■ WRITTEN TASK ■
Restate the full listing word for word and leave the pictures out.
+ + +
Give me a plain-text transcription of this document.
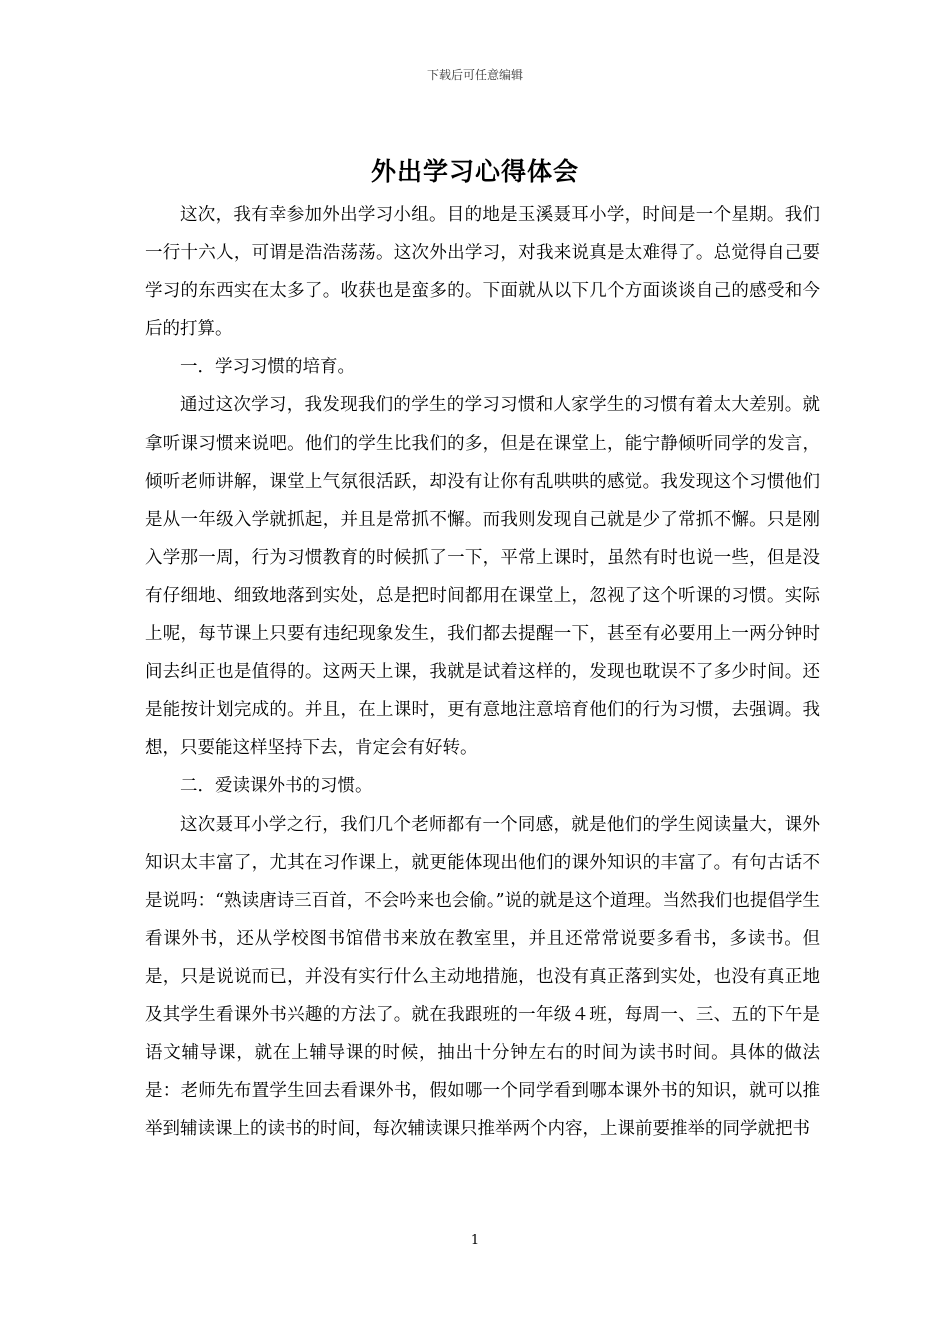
下载后可任意编辑
外出学习心得体会

这次，我有幸参加外出学习小组。目的地是玉溪聂耳小学，时间是一个星期。我们一行十六人，可谓是浩浩荡荡。这次外出学习，对我来说真是太难得了。总觉得自己要学习的东西实在太多了。收获也是蛮多的。下面就从以下几个方面谈谈自己的感受和今后的打算。

一．学习习惯的培育。

通过这次学习，我发现我们的学生的学习习惯和人家学生的习惯有着太大差别。就拿听课习惯来说吧。他们的学生比我们的多，但是在课堂上，能宁静倾听同学的发言，倾听老师讲解，课堂上气氛很活跃，却没有让你有乱哄哄的感觉。我发现这个习惯他们是从一年级入学就抓起，并且是常抓不懈。而我则发现自己就是少了常抓不懈。只是刚入学那一周，行为习惯教育的时候抓了一下，平常上课时，虽然有时也说一些，但是没有仔细地、细致地落到实处，总是把时间都用在课堂上，忽视了这个听课的习惯。实际上呢，每节课上只要有违纪现象发生，我们都去提醒一下，甚至有必要用上一两分钟时间去纠正也是值得的。这两天上课，我就是试着这样的，发现也耽误不了多少时间。还是能按计划完成的。并且，在上课时，更有意地注意培育他们的行为习惯，去强调。我想，只要能这样坚持下去，肯定会有好转。

二．爱读课外书的习惯。

这次聂耳小学之行，我们几个老师都有一个同感，就是他们的学生阅读量大，课外知识太丰富了，尤其在习作课上，就更能体现出他们的课外知识的丰富了。有句古话不是说吗：“熟读唐诗三百首，不会吟来也会偷。”说的就是这个道理。当然我们也提倡学生看课外书，还从学校图书馆借书来放在教室里，并且还常常说要多看书，多读书。但是，只是说说而已，并没有实行什么主动地措施，也没有真正落到实处，也没有真正地及其学生看课外书兴趣的方法了。就在我跟班的一年级４班，每周一、三、五的下午是语文辅导课，就在上辅导课的时候，抽出十分钟左右的时间为读书时间。具体的做法是：老师先布置学生回去看课外书，假如哪一个同学看到哪本课外书的知识，就可以推举到辅读课上的读书的时间，每次辅读课只推举两个内容，上课前要推举的同学就把书

1
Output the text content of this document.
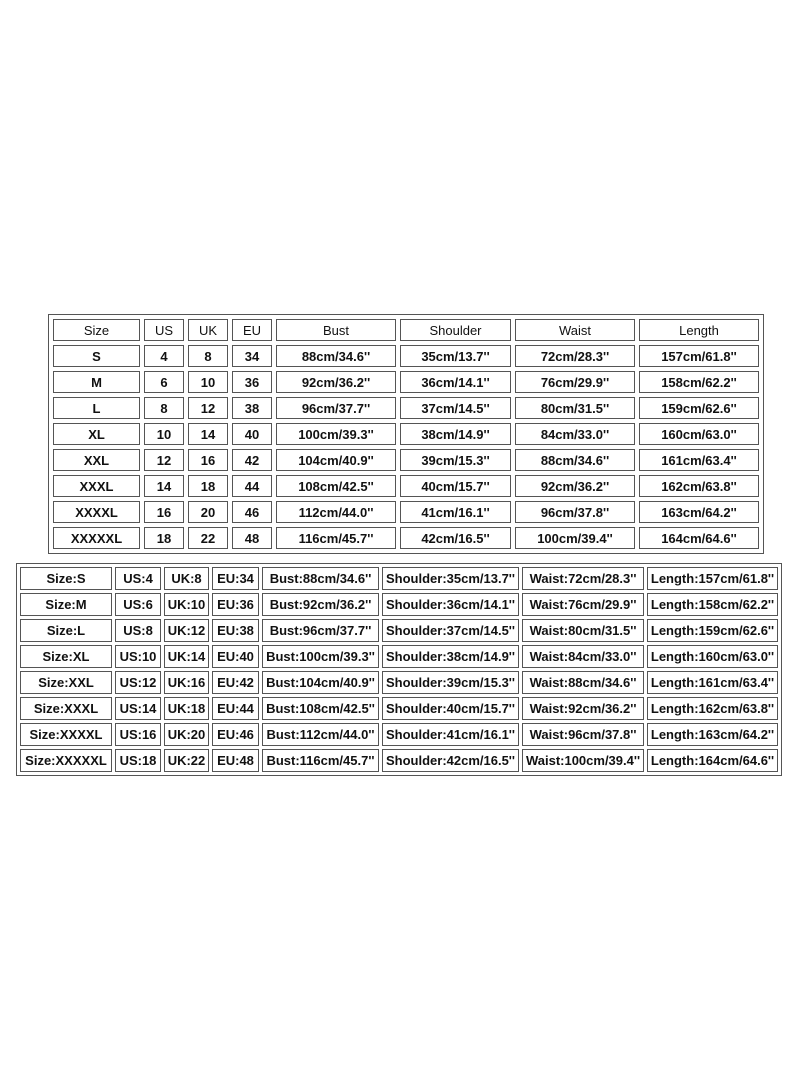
Size	US	UK	EU	Bust	Shoulder	Waist	Length
S	4	8	34	88cm/34.6''	35cm/13.7''	72cm/28.3''	157cm/61.8''
M	6	10	36	92cm/36.2''	36cm/14.1''	76cm/29.9''	158cm/62.2''
L	8	12	38	96cm/37.7''	37cm/14.5''	80cm/31.5''	159cm/62.6''
XL	10	14	40	100cm/39.3''	38cm/14.9''	84cm/33.0''	160cm/63.0''
XXL	12	16	42	104cm/40.9''	39cm/15.3''	88cm/34.6''	161cm/63.4''
XXXL	14	18	44	108cm/42.5''	40cm/15.7''	92cm/36.2''	162cm/63.8''
XXXXL	16	20	46	112cm/44.0''	41cm/16.1''	96cm/37.8''	163cm/64.2''
XXXXXL	18	22	48	116cm/45.7''	42cm/16.5''	100cm/39.4''	164cm/64.6''
Size:S	US:4	UK:8	EU:34	Bust:88cm/34.6''	Shoulder:35cm/13.7''	Waist:72cm/28.3''	Length:157cm/61.8''
Size:M	US:6	UK:10	EU:36	Bust:92cm/36.2''	Shoulder:36cm/14.1''	Waist:76cm/29.9''	Length:158cm/62.2''
Size:L	US:8	UK:12	EU:38	Bust:96cm/37.7''	Shoulder:37cm/14.5''	Waist:80cm/31.5''	Length:159cm/62.6''
Size:XL	US:10	UK:14	EU:40	Bust:100cm/39.3''	Shoulder:38cm/14.9''	Waist:84cm/33.0''	Length:160cm/63.0''
Size:XXL	US:12	UK:16	EU:42	Bust:104cm/40.9''	Shoulder:39cm/15.3''	Waist:88cm/34.6''	Length:161cm/63.4''
Size:XXXL	US:14	UK:18	EU:44	Bust:108cm/42.5''	Shoulder:40cm/15.7''	Waist:92cm/36.2''	Length:162cm/63.8''
Size:XXXXL	US:16	UK:20	EU:46	Bust:112cm/44.0''	Shoulder:41cm/16.1''	Waist:96cm/37.8''	Length:163cm/64.2''
Size:XXXXXL	US:18	UK:22	EU:48	Bust:116cm/45.7''	Shoulder:42cm/16.5''	Waist:100cm/39.4''	Length:164cm/64.6''
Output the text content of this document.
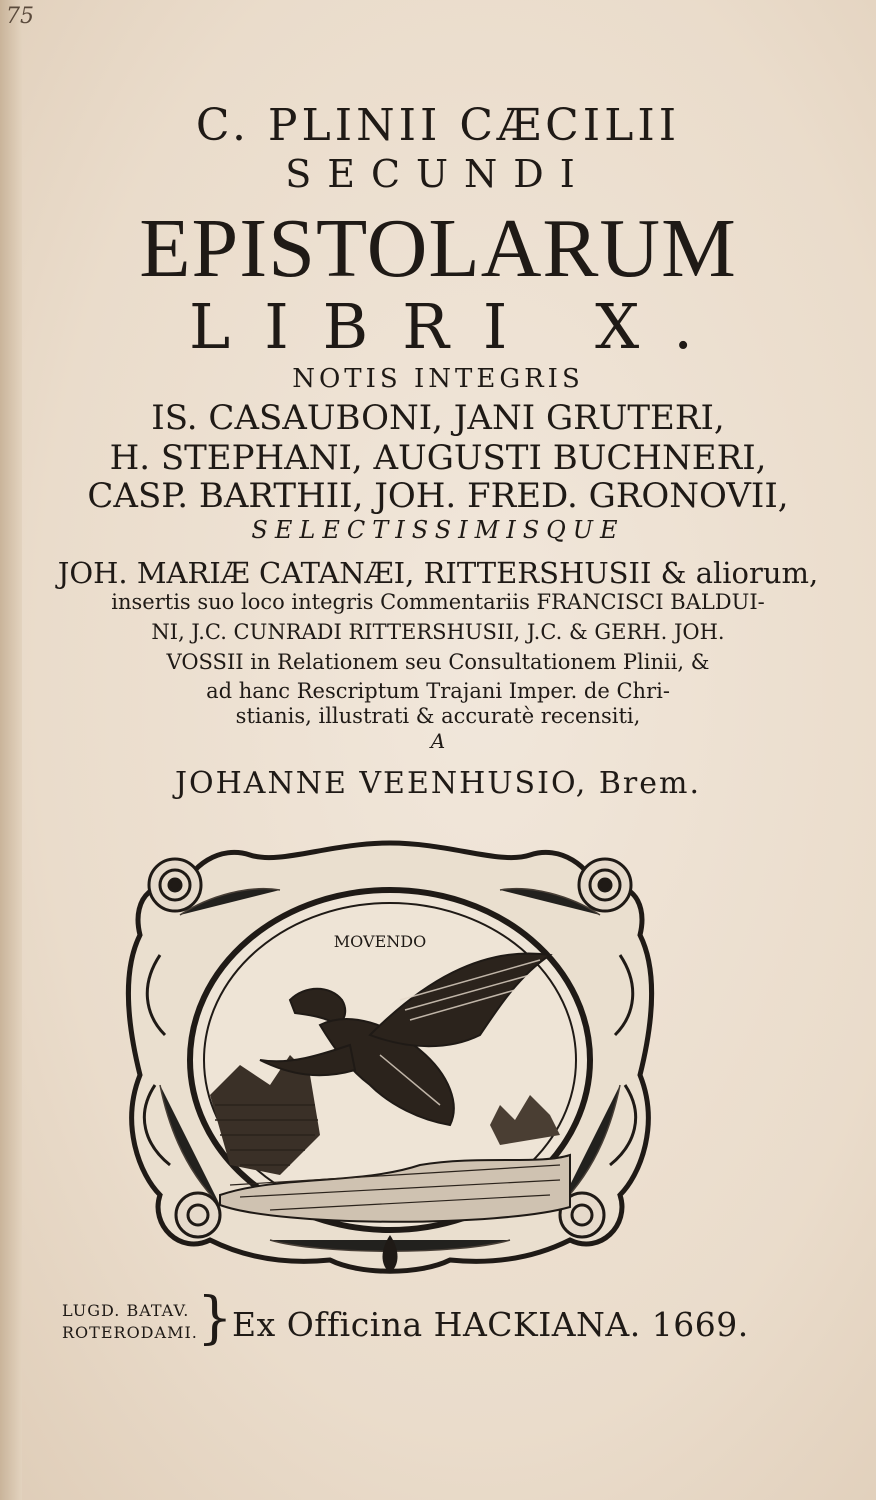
75
C. PLINII CÆCILII
SECUNDI
EPISTOLARUM
LIBRI X.
NOTIS INTEGRIS
IS. CASAUBONI, JANI GRUTERI,
H. STEPHANI, AUGUSTI BUCHNERI,
CASP. BARTHII, JOH. FRED. GRONOVII,
SELECTISSIMISQUE
JOH. MARIÆ CATANÆI, RITTERSHUSII & aliorum,
insertis suo loco integris Commentariis FRANCISCI BALDUI-
NI, J.C. CUNRADI RITTERSHUSII, J.C. & GERH. JOH.
VOSSII in Relationem seu Consultationem Plinii, &
ad hanc Rescriptum Trajani Imper. de Chri-
stianis, illustrati & accuratè recensiti,
A
JOHANNE VEENHUSIO, Brem.
MOVENDO
LUGD. BATAV.
ROTERODAMI. } Ex Officina HACKIANA. 1669.
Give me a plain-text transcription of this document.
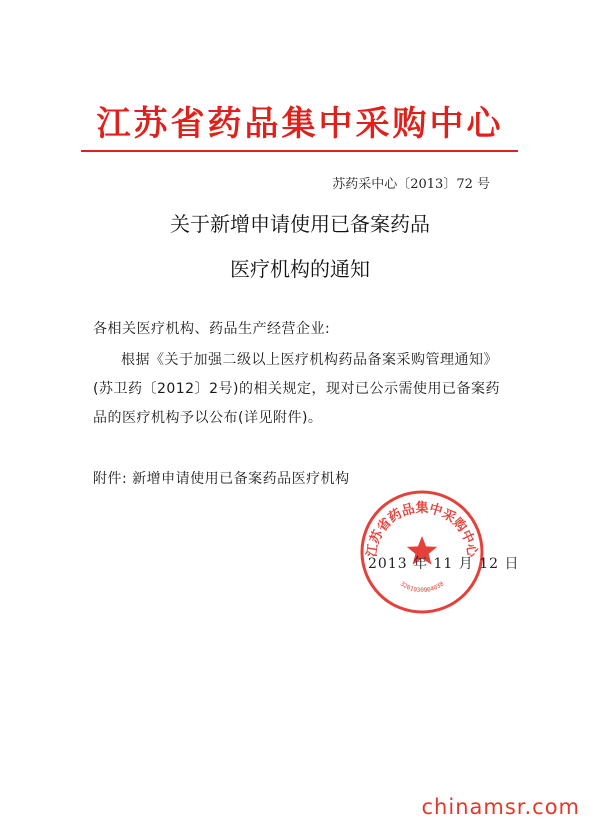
江苏省药品集中采购中心
苏药采中心〔2013〕72 号
关于新增申请使用已备案药品
医疗机构的通知
各相关医疗机构、药品生产经营企业:
根据《关于加强二级以上医疗机构药品备案采购管理通知》(苏卫药〔2012〕2号)的相关规定，现对已公示需使用已备案药品的医疗机构予以公布(详见附件)。
附件: 新增申请使用已备案药品医疗机构
江苏省药品集中采购中心
3201030904038
2013 年 11 月 12 日
chinamsr.com
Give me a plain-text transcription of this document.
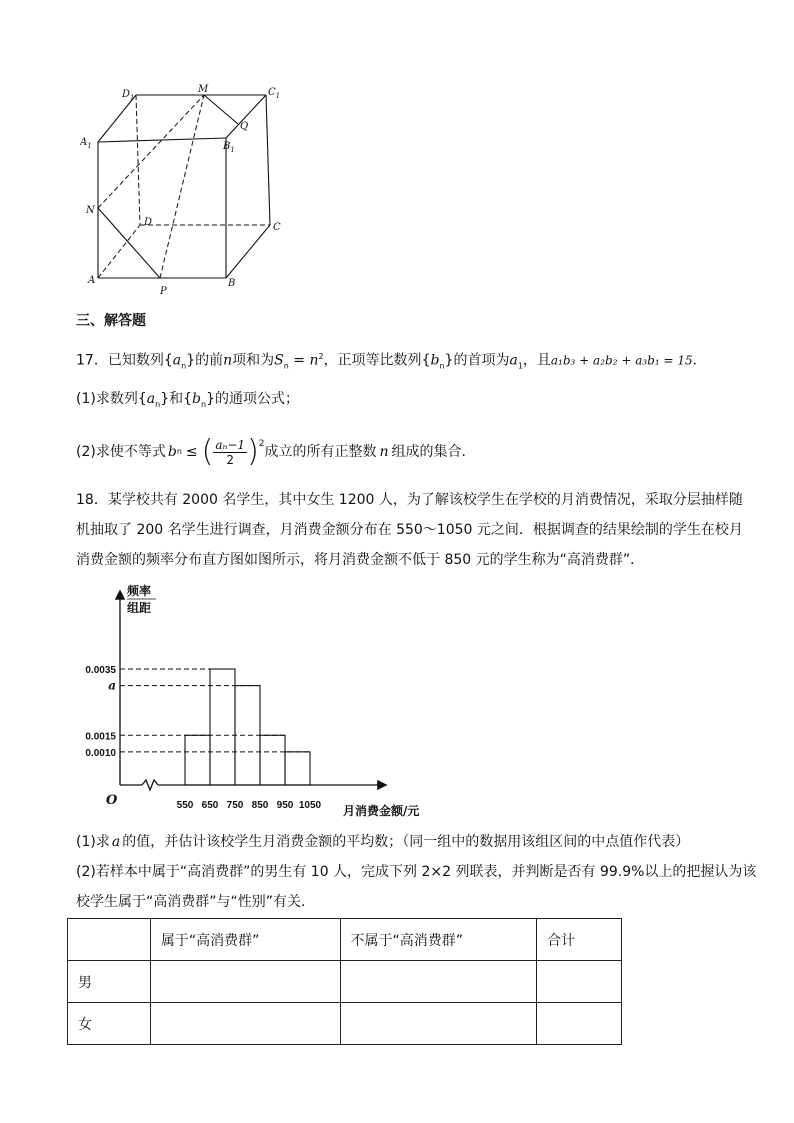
$D_1$
M	$C_1$
$A_1$	$B_1$
Q
N
D	C
A	B
P
三、解答题
17．已知数列$\{a_n\}$的前n项和为$S_n = n^2$，正项等比数列$\{b_n\}$的首项为$a_1$，且a₁b₃ + a₂b₂ + a₃b₁ = 15．
(1)求数列$\{a_n\}$和$\{b_n\}$的通项公式；
(2)求使不等式 b n ≤ ( aₙ−1
2 )$^2$ 成立的所有正整数 n 组成的集合．
18．某学校共有 2000 名学生，其中女生 1200 人，为了解该校学生在学校的月消费情况，采取分层抽样随
机抽取了 200 名学生进行调查，月消费金额分布在 550～1050 元之间．根据调查的结果绘制的学生在校月
消费金额的频率分布直方图如图所示，将月消费金额不低于 850 元的学生称为“高消费群”．
频率
组距
月消费金额/元
O
0.0035
a
0.0015
0.0010
550 650 750 850 950 1050
(1)求 a 的值，并估计该校学生月消费金额的平均数；（同一组中的数据用该组区间的中点值作代表）
(2)若样本中属于“高消费群”的男生有 10 人，完成下列 2×2 列联表，并判断是否有 99.9%以上的把握认为该
校学生属于“高消费群”与“性别”有关．
	属于“高消费群”	不属于“高消费群”	合计
男			
女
+ + +
■ THE RESPONSE ■
Give me a plain-text transcription of this document.
下载后可任意编辑
外出学习心得体会

这次，我有幸参加外出学习小组。目的地是玉溪聂耳小学，时间是一个星期。我们一行十六人，可谓是浩浩荡荡。这次外出学习，对我来说真是太难得了。总觉得自己要学习的东西实在太多了。收获也是蛮多的。下面就从以下几个方面谈谈自己的感受和今后的打算。

一．学习习惯的培育。

通过这次学习，我发现我们的学生的学习习惯和人家学生的习惯有着太大差别。就拿听课习惯来说吧。他们的学生比我们的多，但是在课堂上，能宁静倾听同学的发言，倾听老师讲解，课堂上气氛很活跃，却没有让你有乱哄哄的感觉。我发现这个习惯他们是从一年级入学就抓起，并且是常抓不懈。而我则发现自己就是少了常抓不懈。只是刚入学那一周，行为习惯教育的时候抓了一下，平常上课时，虽然有时也说一些，但是没有仔细地、细致地落到实处，总是把时间都用在课堂上，忽视了这个听课的习惯。实际上呢，每节课上只要有违纪现象发生，我们都去提醒一下，甚至有必要用上一两分钟时间去纠正也是值得的。这两天上课，我就是试着这样的，发现也耽误不了多少时间。还是能按计划完成的。并且，在上课时，更有意地注意培育他们的行为习惯，去强调。我想，只要能这样坚持下去，肯定会有好转。

二．爱读课外书的习惯。

这次聂耳小学之行，我们几个老师都有一个同感，就是他们的学生阅读量大，课外知识太丰富了，尤其在习作课上，就更能体现出他们的课外知识的丰富了。有句古话不是说吗：“熟读唐诗三百首，不会吟来也会偷。”说的就是这个道理。当然我们也提倡学生看课外书，还从学校图书馆借书来放在教室里，并且还常常说要多看书，多读书。但是，只是说说而已，并没有实行什么主动地措施，也没有真正落到实处，也没有真正地及其学生看课外书兴趣的方法了。就在我跟班的一年级４班，每周一、三、五的下午是语文辅导课，就在上辅导课的时候，抽出十分钟左右的时间为读书时间。具体的做法是：老师先布置学生回去看课外书，假如哪一个同学看到哪本课外书的知识，就可以推举到辅读课上的读书的时间，每次辅读课只推举两个内容，上课前要推举的同学就把书

1
Output the text content of this document.
Size	US	UK	EU	Bust	Shoulder	Waist	Length
S	4	8	34	88cm/34.6''	35cm/13.7''	72cm/28.3''	157cm/61.8''
M	6	10	36	92cm/36.2''	36cm/14.1''	76cm/29.9''	158cm/62.2''
L	8	12	38	96cm/37.7''	37cm/14.5''	80cm/31.5''	159cm/62.6''
XL	10	14	40	100cm/39.3''	38cm/14.9''	84cm/33.0''	160cm/63.0''
XXL	12	16	42	104cm/40.9''	39cm/15.3''	88cm/34.6''	161cm/63.4''
XXXL	14	18	44	108cm/42.5''	40cm/15.7''	92cm/36.2''	162cm/63.8''
XXXXL	16	20	46	112cm/44.0''	41cm/16.1''	96cm/37.8''	163cm/64.2''
XXXXXL	18	22	48	116cm/45.7''	42cm/16.5''	100cm/39.4''	164cm/64.6''
Size:S	US:4	UK:8	EU:34	Bust:88cm/34.6''	Shoulder:35cm/13.7''	Waist:72cm/28.3''	Length:157cm/61.8''
Size:M	US:6	UK:10	EU:36	Bust:92cm/36.2''	Shoulder:36cm/14.1''	Waist:76cm/29.9''	Length:158cm/62.2''
Size:L	US:8	UK:12	EU:38	Bust:96cm/37.7''	Shoulder:37cm/14.5''	Waist:80cm/31.5''	Length:159cm/62.6''
Size:XL	US:10	UK:14	EU:40	Bust:100cm/39.3''	Shoulder:38cm/14.9''	Waist:84cm/33.0''	Length:160cm/63.0''
Size:XXL	US:12	UK:16	EU:42	Bust:104cm/40.9''	Shoulder:39cm/15.3''	Waist:88cm/34.6''	Length:161cm/63.4''
Size:XXXL	US:14	UK:18	EU:44	Bust:108cm/42.5''	Shoulder:40cm/15.7''	Waist:92cm/36.2''	Length:162cm/63.8''
Size:XXXXL	US:16	UK:20	EU:46	Bust:112cm/44.0''	Shoulder:41cm/16.1''	Waist:96cm/37.8''	Length:163cm/64.2''
Size:XXXXXL	US:18	UK:22	EU:48	Bust:116cm/45.7''	Shoulder:42cm/16.5''	Waist:100cm/39.4''	Length:164cm/64.6''
Output the text content of this document.
75
C. PLINII CÆCILII
SECUNDI
EPISTOLARUM
LIBRI X.
NOTIS INTEGRIS
IS. CASAUBONI, JANI GRUTERI,
H. STEPHANI, AUGUSTI BUCHNERI,
CASP. BARTHII, JOH. FRED. GRONOVII,
SELECTISSIMISQUE
JOH. MARIÆ CATANÆI, RITTERSHUSII & aliorum,
insertis suo loco integris Commentariis FRANCISCI BALDUI-
NI, J.C. CUNRADI RITTERSHUSII, J.C. & GERH. JOH.
VOSSII in Relationem seu Consultationem Plinii, &
ad hanc Rescriptum Trajani Imper. de Chri-
stianis, illustrati & accuratè recensiti,
A
JOHANNE VEENHUSIO, Brem.
MOVENDO
LUGD. BATAV.
ROTERODAMI. } Ex Officina HACKIANA. 1669.
Give me a plain-text transcription of this document.
江苏省药品集中采购中心
苏药采中心〔2013〕72 号
关于新增申请使用已备案药品
医疗机构的通知
各相关医疗机构、药品生产经营企业:
根据《关于加强二级以上医疗机构药品备案采购管理通知》(苏卫药〔2012〕2号)的相关规定，现对已公示需使用已备案药品的医疗机构予以公布(详见附件)。
附件: 新增申请使用已备案药品医疗机构
江苏省药品集中采购中心
3201030904038
2013 年 11 月 12 日
chinamsr.com
Give me a plain-text transcription of this document.
$D_1$
M	$C_1$
$A_1$	$B_1$
Q
N
D	C
A	B
P
三、解答题
17．已知数列$\{a_n\}$的前n项和为$S_n = n^2$，正项等比数列$\{b_n\}$的首项为$a_1$，且a₁b₃ + a₂b₂ + a₃b₁ = 15．
(1)求数列$\{a_n\}$和$\{b_n\}$的通项公式；
(2)求使不等式 b n ≤ ( aₙ−1
2 )$^2$ 成立的所有正整数 n 组成的集合．
18．某学校共有 2000 名学生，其中女生 1200 人，为了解该校学生在学校的月消费情况，采取分层抽样随
机抽取了 200 名学生进行调查，月消费金额分布在 550～1050 元之间．根据调查的结果绘制的学生在校月
消费金额的频率分布直方图如图所示，将月消费金额不低于 850 元的学生称为“高消费群”．
频率
组距
月消费金额/元
O
0.0035
a
0.0015
0.0010
550 650 750 850 950 1050
(1)求 a 的值，并估计该校学生月消费金额的平均数；（同一组中的数据用该组区间的中点值作代表）
(2)若样本中属于“高消费群”的男生有 10 人，完成下列 2×2 列联表，并判断是否有 99.9%以上的把握认为该
校学生属于“高消费群”与“性别”有关．
	属于“高消费群”	不属于“高消费群”	合计
男			
女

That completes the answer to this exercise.